REQUISITOS DEL EJERCICIO
Por favor, prosigue el fragmento sobre la historia del Kiosko en Cedritos a partir de su última frase.

FRAGMENTO
● ● ●

El Kiosko se convirtió rápidamente en un punto de encuentro para los vecinos, sobre todo los domingos después de misa. La famosa “empanadita de iglesia” se volvió una costumbre. “Mi mamá quería armar una especie de plaza del pueblo en Cedritos”, recuerda Pablo. Y lo logró. Aunque al principio no había sillas y los clientes debían comer de pie —incluso bajo la lluvia—, la experiencia era tan cercana y amable que eso nunca fue un impedimento.
Entre las anécdotas que construyen su historia, Pablo recuerda una muy especial: “Así como Maradona tuvo la ‘mano de Dios’, el Kiosko también la tuvo”. En una ocasión, durante el Día de la Familia de la iglesia vecina, Magdalena donó una lata de mantecada y una cantina de masato. La venta fue tan exitosa que el párroco empezó a invitar desde el altar a los feligreses a visitar el Kiosko después de misa. Fue un impulso que fortaleció el vínculo del negocio con la comunidad.

● ● ●

LÍNEAS PROPORCIONADAS
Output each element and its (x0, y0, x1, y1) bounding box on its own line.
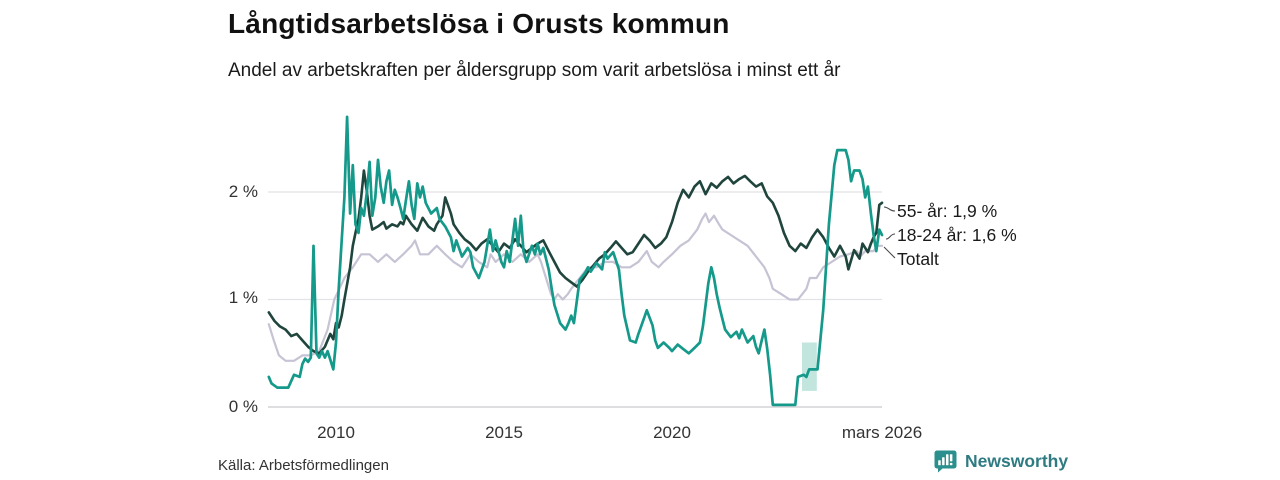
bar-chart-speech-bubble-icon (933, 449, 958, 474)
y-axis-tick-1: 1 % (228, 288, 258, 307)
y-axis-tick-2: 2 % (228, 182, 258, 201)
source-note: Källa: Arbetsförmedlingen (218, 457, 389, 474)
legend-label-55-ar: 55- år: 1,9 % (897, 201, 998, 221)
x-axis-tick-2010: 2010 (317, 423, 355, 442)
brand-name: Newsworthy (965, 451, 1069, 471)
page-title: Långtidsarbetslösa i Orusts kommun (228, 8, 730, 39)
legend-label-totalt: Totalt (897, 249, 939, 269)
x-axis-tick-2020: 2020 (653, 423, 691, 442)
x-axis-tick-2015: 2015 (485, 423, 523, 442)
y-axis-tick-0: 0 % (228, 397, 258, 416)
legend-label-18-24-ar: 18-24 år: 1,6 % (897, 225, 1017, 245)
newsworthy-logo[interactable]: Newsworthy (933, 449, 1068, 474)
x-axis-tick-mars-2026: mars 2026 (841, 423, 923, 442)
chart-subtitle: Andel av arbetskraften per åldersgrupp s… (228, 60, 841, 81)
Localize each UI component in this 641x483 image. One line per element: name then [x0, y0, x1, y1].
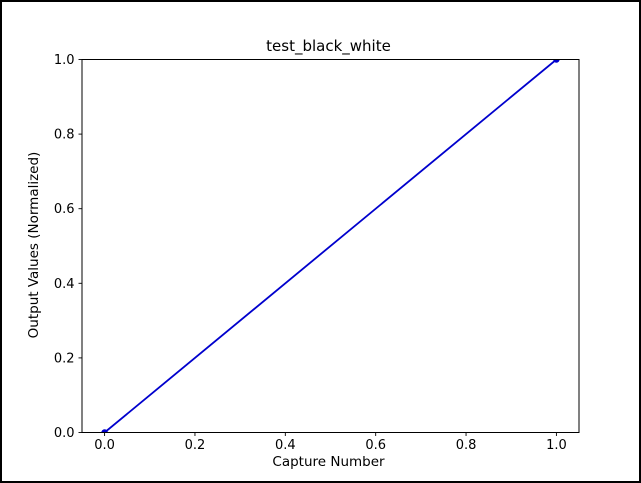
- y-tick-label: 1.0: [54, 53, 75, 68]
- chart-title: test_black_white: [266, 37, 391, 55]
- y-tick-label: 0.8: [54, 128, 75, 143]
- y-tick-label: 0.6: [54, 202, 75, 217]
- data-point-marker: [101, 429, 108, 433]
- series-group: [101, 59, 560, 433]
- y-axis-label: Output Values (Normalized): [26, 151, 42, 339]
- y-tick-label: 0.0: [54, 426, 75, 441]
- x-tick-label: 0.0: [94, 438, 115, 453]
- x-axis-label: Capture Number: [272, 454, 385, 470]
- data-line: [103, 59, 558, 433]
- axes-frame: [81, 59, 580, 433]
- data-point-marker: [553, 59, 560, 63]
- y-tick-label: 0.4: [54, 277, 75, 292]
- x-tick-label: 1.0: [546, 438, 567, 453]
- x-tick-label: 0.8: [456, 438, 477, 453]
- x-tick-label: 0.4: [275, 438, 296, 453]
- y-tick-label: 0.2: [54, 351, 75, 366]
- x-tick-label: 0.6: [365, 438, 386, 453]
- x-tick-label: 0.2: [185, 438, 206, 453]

● ● ●

RESULTADO
Hoy, con más de tres décadas de historia, el Kiosko sigue siendo un referente de sabor y cercanía en Bogotá. Para Pablo, el secreto está en mantener lo simple para resolver lo complejo. “La palabra ‘esmero’ es fundamental. En nuestro idioma significa agilidad, cariño y orientación al detalle. Si logro incorporar eso en la experiencia del cliente, ese es el futuro soñado del Kiosko, de vuelta a sus inicios”.